* Start Supplied data *

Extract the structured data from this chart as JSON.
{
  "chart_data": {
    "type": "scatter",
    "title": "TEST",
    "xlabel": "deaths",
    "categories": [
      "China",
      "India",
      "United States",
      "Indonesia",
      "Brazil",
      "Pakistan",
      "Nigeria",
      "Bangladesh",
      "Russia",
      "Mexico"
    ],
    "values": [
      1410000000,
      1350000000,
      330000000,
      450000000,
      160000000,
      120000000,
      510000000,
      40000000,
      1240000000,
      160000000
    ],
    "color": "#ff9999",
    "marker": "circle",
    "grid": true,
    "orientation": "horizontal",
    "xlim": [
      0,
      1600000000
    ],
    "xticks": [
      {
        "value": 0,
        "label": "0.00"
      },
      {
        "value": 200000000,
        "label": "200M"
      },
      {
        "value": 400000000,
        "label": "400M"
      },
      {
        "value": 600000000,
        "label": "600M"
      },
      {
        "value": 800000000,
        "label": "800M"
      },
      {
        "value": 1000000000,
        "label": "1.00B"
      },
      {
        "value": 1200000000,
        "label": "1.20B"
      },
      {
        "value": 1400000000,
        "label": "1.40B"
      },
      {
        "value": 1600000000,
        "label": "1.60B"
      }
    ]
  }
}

* End Supplied data *

Stated task> Write out each line of the data above again, exactly as given.

Solved problem>
Extract the structured data from this chart as JSON.
{
  "chart_data": {
    "type": "scatter",
    "title": "TEST",
    "xlabel": "deaths",
    "categories": [
      "China",
      "India",
      "United States",
      "Indonesia",
      "Brazil",
      "Pakistan",
      "Nigeria",
      "Bangladesh",
      "Russia",
      "Mexico"
    ],
    "values": [
      1410000000,
      1350000000,
      330000000,
      450000000,
      160000000,
      120000000,
      510000000,
      40000000,
      1240000000,
      160000000
    ],
    "color": "#ff9999",
    "marker": "circle",
    "grid": true,
    "orientation": "horizontal",
    "xlim": [
      0,
      1600000000
    ],
    "xticks": [
      {
        "value": 0,
        "label": "0.00"
      },
      {
        "value": 200000000,
        "label": "200M"
      },
      {
        "value": 400000000,
        "label": "400M"
      },
      {
        "value": 600000000,
        "label": "600M"
      },
      {
        "value": 800000000,
        "label": "800M"
      },
      {
        "value": 1000000000,
        "label": "1.00B"
      },
      {
        "value": 1200000000,
        "label": "1.20B"
      },
      {
        "value": 1400000000,
        "label": "1.40B"
      },
      {
        "value": 1600000000,
        "label": "1.60B"
      }
    ]
  }
}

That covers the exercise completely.